Input:
--------------------------------------------------

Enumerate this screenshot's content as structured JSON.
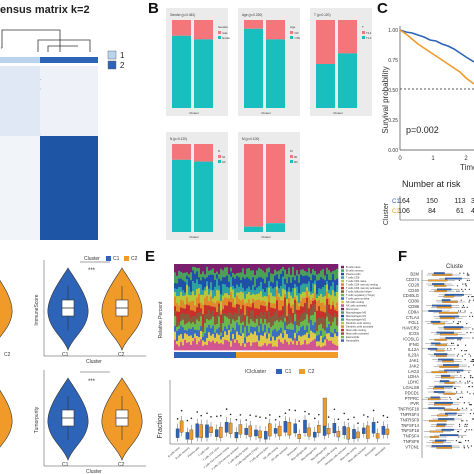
{
  "panels": {
    "B": "B",
    "C": "C",
    "E": "E",
    "F": "F"
  },
  "panel_a": {
    "title_fragment": "ensus matrix k=2",
    "legend": [
      "1",
      "2"
    ]
  },
  "panel_b": {
    "plots": [
      {
        "title": "Gender (p=0.461)",
        "legend_title": "Gender",
        "legend": [
          "male",
          "female"
        ]
      },
      {
        "title": "Age (p=0.230)",
        "legend_title": "Age",
        "legend": [
          ">60",
          "<=60"
        ]
      },
      {
        "title": "T (p=0.120)",
        "legend_title": "T",
        "legend": [
          "T3-4",
          "T1-2"
        ]
      },
      {
        "title": "N (p=0.120)",
        "legend_title": "N",
        "legend": [
          "N1",
          "N0"
        ]
      },
      {
        "title": "M (p=0.100)",
        "legend_title": "M",
        "legend": [
          "M1",
          "M0"
        ]
      }
    ],
    "x_label": "Cluster"
  },
  "panel_c": {
    "y_label": "Survival probability",
    "x_label": "Time(",
    "pvalue": "p=0.002",
    "x_ticks": [
      "0",
      "1",
      "2"
    ],
    "y_ticks": [
      "0.00",
      "0.25",
      "0.50",
      "0.75",
      "1.00"
    ],
    "risk_title": "Number at risk",
    "risk_axis": "Cluster",
    "risk_rows": [
      {
        "label": "C1",
        "values": [
          "164",
          "150",
          "113",
          "3"
        ]
      },
      {
        "label": "C2",
        "values": [
          "106",
          "84",
          "61",
          "4"
        ]
      }
    ]
  },
  "panel_d": {
    "legend_title": "Cluster",
    "legend": [
      "C1",
      "C2"
    ],
    "y_labels": [
      "ImmuneScore",
      "Tumorpurity"
    ],
    "x_label": "Cluster",
    "x_ticks": [
      "C1",
      "C2"
    ],
    "signif": "***"
  },
  "panel_e": {
    "y_label_top": "Relative Percent",
    "y_label_bottom": "Fraction",
    "legend_title": "ICIcluster",
    "legend": [
      "C1",
      "C2"
    ],
    "cluster_bar": [
      "C1",
      "C2"
    ],
    "cell_types": [
      "B cells naive",
      "B cells memory",
      "Plasma cells",
      "T cells CD8",
      "T cells CD4 naive",
      "T cells CD4 memory resting",
      "T cells CD4 memory activated",
      "T cells follicular helper",
      "T cells regulatory (Tregs)",
      "T cells gamma delta",
      "NK cells resting",
      "NK cells activated",
      "Monocytes",
      "Macrophages M0",
      "Macrophages M1",
      "Macrophages M2",
      "Dendritic cells resting",
      "Dendritic cells activated",
      "Mast cells resting",
      "Mast cells activated",
      "Eosinophils",
      "Neutrophils"
    ],
    "bar_colors": [
      "#7a1f6e",
      "#4aa05a",
      "#1f4fa8",
      "#2ea2a2",
      "#b7c73c",
      "#e18a2c",
      "#c9302c",
      "#8a5a3c",
      "#6bb84e",
      "#3a6fc0",
      "#e0c94a",
      "#d05590"
    ]
  },
  "panel_f": {
    "title": "Cluste",
    "genes": [
      "B2M",
      "CD274",
      "CD28",
      "CD40",
      "CD40LG",
      "CD80",
      "CD86",
      "CD8A",
      "CTLA4",
      "FGL1",
      "HAVCR2",
      "ICOS",
      "ICOSLG",
      "IFNG",
      "IL12A",
      "IL23A",
      "JAK1",
      "JAK2",
      "LAG3",
      "LDHA",
      "LDHC",
      "LGALS9",
      "PDCD1",
      "PTPRC",
      "PVR",
      "TNFRSF18",
      "TNFRSF4",
      "TNFRSF9",
      "TNFSF14",
      "TNFSF18",
      "TNFSF4",
      "TNFSF9",
      "VTCN1"
    ]
  },
  "colors": {
    "salmon": "#f4767a",
    "teal": "#19bfbf",
    "blue": "#2e64b8",
    "orange": "#f09a2a",
    "heat_dark": "#1b4f9a",
    "heat_light": "#e8eef7"
  }
}
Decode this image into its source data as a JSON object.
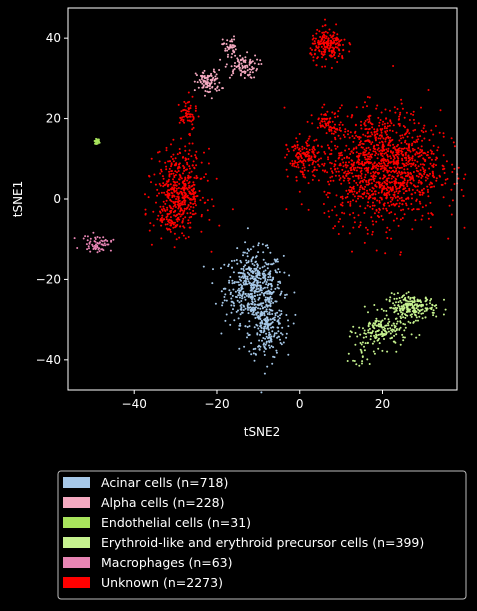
{
  "chart_data": {
    "type": "scatter",
    "xlabel": "tSNE2",
    "ylabel": "tSNE1",
    "xlim": [
      -56,
      38
    ],
    "ylim": [
      -47.5,
      47.5
    ],
    "xticks": [
      -40,
      -20,
      0,
      20
    ],
    "yticks": [
      -40,
      -20,
      0,
      20,
      40
    ],
    "grid": false,
    "background": "#000000",
    "legend_placement": "below plot",
    "series": [
      {
        "name": "Acinar cells (n=718)",
        "color": "#a6c8e8",
        "count": 718,
        "clusters": [
          {
            "x": -11,
            "y": -22,
            "sx": 3.5,
            "sy": 4.5,
            "n": 500
          },
          {
            "x": -8,
            "y": -32,
            "sx": 2.2,
            "sy": 4,
            "n": 218
          }
        ]
      },
      {
        "name": "Alpha cells (n=228)",
        "color": "#f4a9c0",
        "count": 228,
        "clusters": [
          {
            "x": -14,
            "y": 33,
            "sx": 2,
            "sy": 1.5,
            "n": 90
          },
          {
            "x": -17,
            "y": 38,
            "sx": 0.8,
            "sy": 1.2,
            "n": 40
          },
          {
            "x": -22,
            "y": 29,
            "sx": 1.5,
            "sy": 1.5,
            "n": 98
          }
        ]
      },
      {
        "name": "Endothelial cells (n=31)",
        "color": "#a8e45c",
        "count": 31,
        "clusters": [
          {
            "x": -49,
            "y": 14.3,
            "sx": 0.3,
            "sy": 0.3,
            "n": 31
          }
        ]
      },
      {
        "name": "Erythroid-like and erythroid precursor cells (n=399)",
        "color": "#c6f28f",
        "count": 399,
        "clusters": [
          {
            "x": 27,
            "y": -27,
            "sx": 3,
            "sy": 1.6,
            "n": 220
          },
          {
            "x": 20,
            "y": -33,
            "sx": 3,
            "sy": 2,
            "n": 150
          },
          {
            "x": 15,
            "y": -38,
            "sx": 1.4,
            "sy": 2.5,
            "n": 29
          }
        ]
      },
      {
        "name": "Macrophages (n=63)",
        "color": "#e885b4",
        "count": 63,
        "clusters": [
          {
            "x": -49,
            "y": -11,
            "sx": 1.8,
            "sy": 1,
            "n": 63
          }
        ]
      },
      {
        "name": "Unknown (n=2273)",
        "color": "#ff0000",
        "count": 2273,
        "clusters": [
          {
            "x": 20,
            "y": 8,
            "sx": 7,
            "sy": 7,
            "n": 1300
          },
          {
            "x": 7,
            "y": 38,
            "sx": 2.2,
            "sy": 2,
            "n": 200
          },
          {
            "x": -29,
            "y": 2,
            "sx": 3,
            "sy": 5,
            "n": 450
          },
          {
            "x": -27,
            "y": 21,
            "sx": 1,
            "sy": 2,
            "n": 60
          },
          {
            "x": 1,
            "y": 10,
            "sx": 2,
            "sy": 2.5,
            "n": 150
          },
          {
            "x": 7,
            "y": 19,
            "sx": 1.5,
            "sy": 1.2,
            "n": 60
          },
          {
            "x": -31,
            "y": -5,
            "sx": 2,
            "sy": 1.5,
            "n": 53
          }
        ]
      }
    ]
  }
}
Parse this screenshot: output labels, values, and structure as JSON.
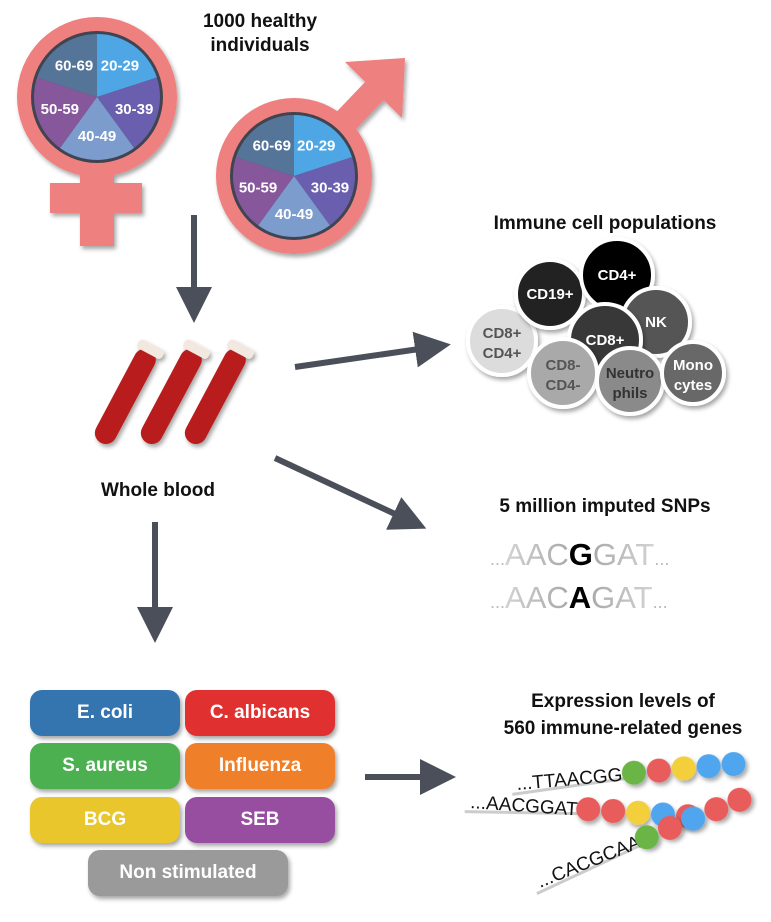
{
  "cohort": {
    "title_line1": "1000 healthy",
    "title_line2": "individuals",
    "age_groups": [
      "20-29",
      "30-39",
      "40-49",
      "50-59",
      "60-69"
    ],
    "age_colors": [
      "#4fa6e4",
      "#6a5fae",
      "#7b9ccd",
      "#86579b",
      "#557598"
    ],
    "symbol_color": "#ee8080"
  },
  "blood": {
    "label": "Whole blood"
  },
  "cells": {
    "title": "Immune cell populations",
    "items": [
      {
        "line1": "CD8+",
        "line2": "CD4+",
        "fill": "#dcdcdc",
        "text": "#555"
      },
      {
        "line1": "CD19+",
        "line2": "",
        "fill": "#222222",
        "text": "#fff"
      },
      {
        "line1": "CD4+",
        "line2": "",
        "fill": "#000000",
        "text": "#fff"
      },
      {
        "line1": "NK",
        "line2": "",
        "fill": "#555555",
        "text": "#fff"
      },
      {
        "line1": "CD8+",
        "line2": "",
        "fill": "#383838",
        "text": "#fff"
      },
      {
        "line1": "CD8-",
        "line2": "CD4-",
        "fill": "#a9a9a9",
        "text": "#555"
      },
      {
        "line1": "Neutro",
        "line2": "phils",
        "fill": "#8a8a8a",
        "text": "#333"
      },
      {
        "line1": "Mono",
        "line2": "cytes",
        "fill": "#676767",
        "text": "#fff"
      }
    ]
  },
  "snps": {
    "title": "5 million imputed SNPs",
    "rows": [
      {
        "prefix": "...",
        "left": "AAC",
        "variant": "G",
        "right": "GAT",
        "suffix": "..."
      },
      {
        "prefix": "...",
        "left": "AAC",
        "variant": "A",
        "right": "GAT",
        "suffix": "..."
      }
    ]
  },
  "stimuli": [
    {
      "label": "E. coli",
      "color": "#3475b0"
    },
    {
      "label": "C. albicans",
      "color": "#e0302f"
    },
    {
      "label": "S. aureus",
      "color": "#4caf50"
    },
    {
      "label": "Influenza",
      "color": "#f07f2a"
    },
    {
      "label": "BCG",
      "color": "#e8c62c"
    },
    {
      "label": "SEB",
      "color": "#984ea0"
    },
    {
      "label": "Non stimulated",
      "color": "#9a9a9a"
    }
  ],
  "expression": {
    "title_line1": "Expression levels of",
    "title_line2": "560 immune-related genes",
    "strands": [
      {
        "sequence": "...TTAACGG",
        "beads": [
          "#6bb545",
          "#e85b5b",
          "#f2cf3a",
          "#4fa6ef",
          "#4fa6ef"
        ]
      },
      {
        "sequence": "...AACGGAT",
        "beads": [
          "#e85b5b",
          "#e85b5b",
          "#f2cf3a",
          "#4fa6ef",
          "#e85b5b"
        ]
      },
      {
        "sequence": "...CACGCAA",
        "beads": [
          "#6bb545",
          "#e85b5b",
          "#4fa6ef",
          "#e85b5b",
          "#e85b5b"
        ]
      }
    ]
  },
  "arrow_color": "#4a4f5a"
}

--------------------------------------------------

Exercise brief:
The lines above that hold the word "Macrophages" need counting; write the count and nothing more.

Exercise answer:
4